---------- Dataset records

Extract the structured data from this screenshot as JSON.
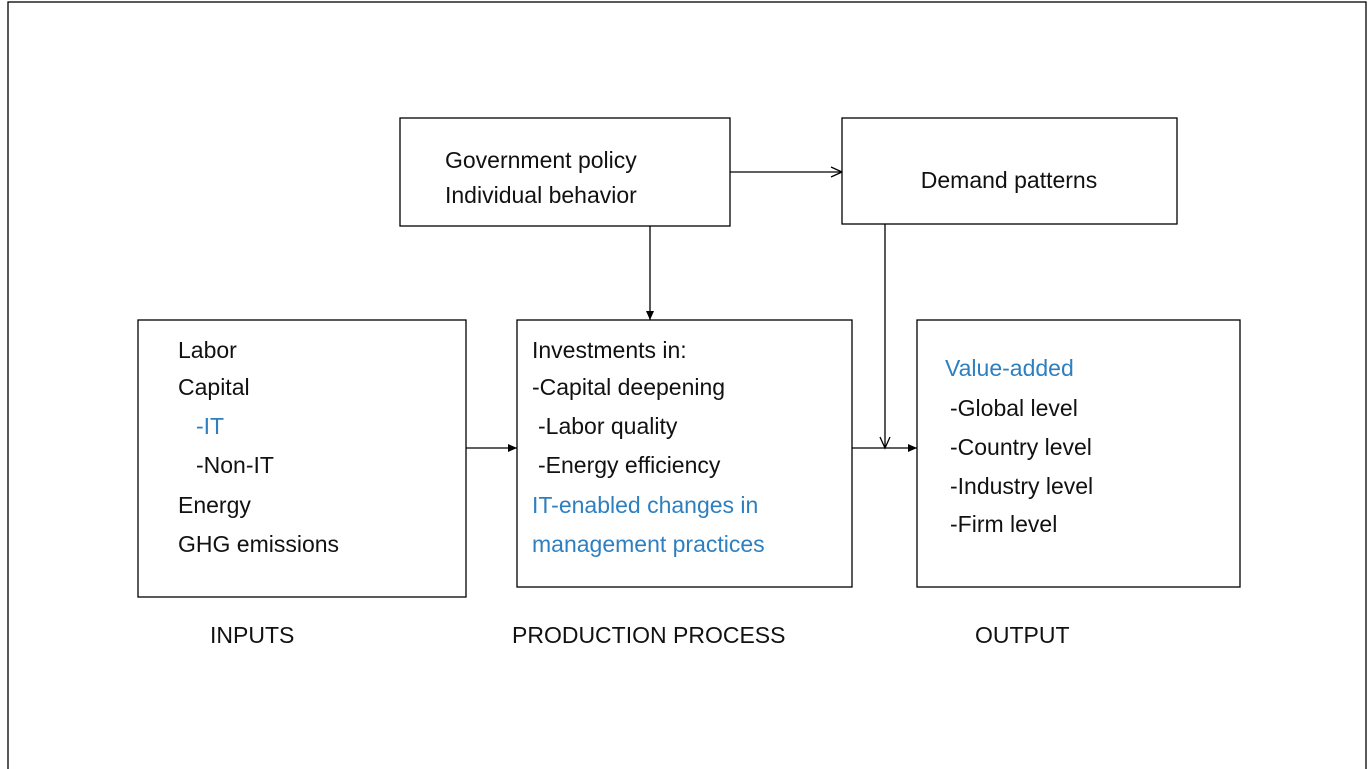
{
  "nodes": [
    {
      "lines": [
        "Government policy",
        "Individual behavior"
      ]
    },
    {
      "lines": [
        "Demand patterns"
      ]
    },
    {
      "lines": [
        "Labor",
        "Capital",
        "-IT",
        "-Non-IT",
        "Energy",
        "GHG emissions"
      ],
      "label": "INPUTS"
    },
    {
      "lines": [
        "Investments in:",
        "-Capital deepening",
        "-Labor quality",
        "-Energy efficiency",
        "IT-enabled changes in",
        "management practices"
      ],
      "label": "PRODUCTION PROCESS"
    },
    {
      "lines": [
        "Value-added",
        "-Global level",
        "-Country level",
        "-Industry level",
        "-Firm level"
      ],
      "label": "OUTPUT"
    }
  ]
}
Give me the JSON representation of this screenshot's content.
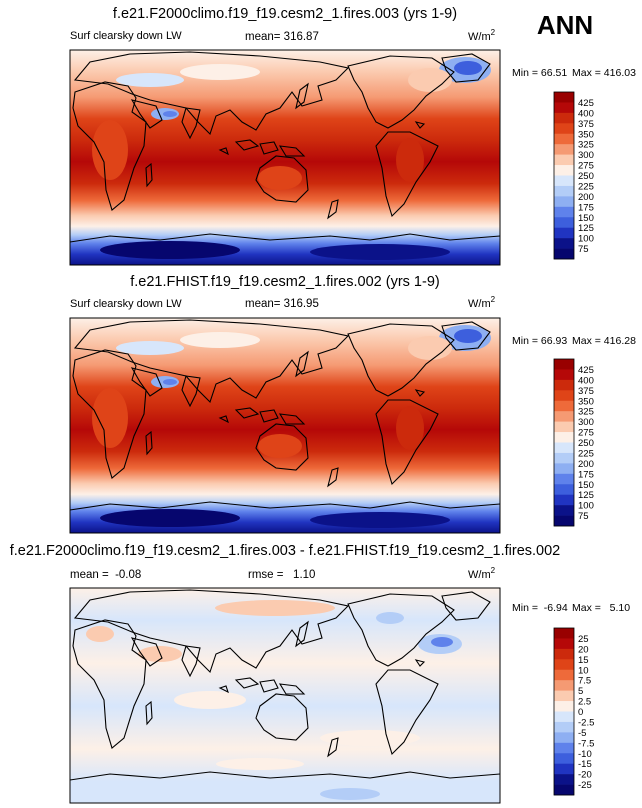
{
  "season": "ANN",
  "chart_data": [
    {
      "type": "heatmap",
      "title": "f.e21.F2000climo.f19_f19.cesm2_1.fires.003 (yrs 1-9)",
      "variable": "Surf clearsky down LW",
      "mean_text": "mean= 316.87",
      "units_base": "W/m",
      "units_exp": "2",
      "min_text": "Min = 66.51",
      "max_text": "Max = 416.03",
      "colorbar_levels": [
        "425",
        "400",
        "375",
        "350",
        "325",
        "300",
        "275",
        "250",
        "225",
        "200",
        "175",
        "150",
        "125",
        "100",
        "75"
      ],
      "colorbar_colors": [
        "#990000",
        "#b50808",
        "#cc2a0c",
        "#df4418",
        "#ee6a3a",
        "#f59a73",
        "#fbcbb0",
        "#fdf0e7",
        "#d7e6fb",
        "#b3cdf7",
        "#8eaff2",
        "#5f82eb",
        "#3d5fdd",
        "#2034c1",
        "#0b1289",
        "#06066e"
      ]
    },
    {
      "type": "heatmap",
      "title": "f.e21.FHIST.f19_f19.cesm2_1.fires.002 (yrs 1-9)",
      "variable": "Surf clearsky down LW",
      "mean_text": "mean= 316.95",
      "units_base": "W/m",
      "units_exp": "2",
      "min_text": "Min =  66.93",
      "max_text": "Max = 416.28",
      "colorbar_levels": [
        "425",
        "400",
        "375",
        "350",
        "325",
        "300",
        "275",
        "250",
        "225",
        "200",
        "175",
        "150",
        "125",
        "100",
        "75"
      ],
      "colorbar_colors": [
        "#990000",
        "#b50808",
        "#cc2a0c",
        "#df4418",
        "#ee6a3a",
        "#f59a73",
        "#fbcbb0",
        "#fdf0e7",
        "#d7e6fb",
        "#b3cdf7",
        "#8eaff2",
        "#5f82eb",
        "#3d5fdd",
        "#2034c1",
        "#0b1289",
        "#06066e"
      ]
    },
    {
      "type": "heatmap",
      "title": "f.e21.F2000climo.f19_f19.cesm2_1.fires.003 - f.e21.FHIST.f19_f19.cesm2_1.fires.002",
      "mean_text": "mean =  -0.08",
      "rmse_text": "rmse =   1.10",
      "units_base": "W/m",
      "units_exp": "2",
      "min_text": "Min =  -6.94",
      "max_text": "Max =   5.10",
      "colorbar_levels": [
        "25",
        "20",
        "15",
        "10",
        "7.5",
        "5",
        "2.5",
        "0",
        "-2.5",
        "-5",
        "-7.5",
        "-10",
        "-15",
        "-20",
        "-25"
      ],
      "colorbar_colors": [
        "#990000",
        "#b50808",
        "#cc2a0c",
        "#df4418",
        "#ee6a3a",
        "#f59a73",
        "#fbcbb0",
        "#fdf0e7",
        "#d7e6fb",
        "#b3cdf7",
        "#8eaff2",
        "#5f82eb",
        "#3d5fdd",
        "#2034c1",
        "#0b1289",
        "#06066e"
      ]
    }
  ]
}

--------------------

§ The exercise
Point out every line holding the string "fires" and copy it.

§ Solution to the problem
      "title": "f.e21.F2000climo.f19_f19.cesm2_1.fires.003 (yrs 1-9)",
      "title": "f.e21.FHIST.f19_f19.cesm2_1.fires.002 (yrs 1-9)",
      "title": "f.e21.F2000climo.f19_f19.cesm2_1.fires.003 - f.e21.FHIST.f19_f19.cesm2_1.fires.002",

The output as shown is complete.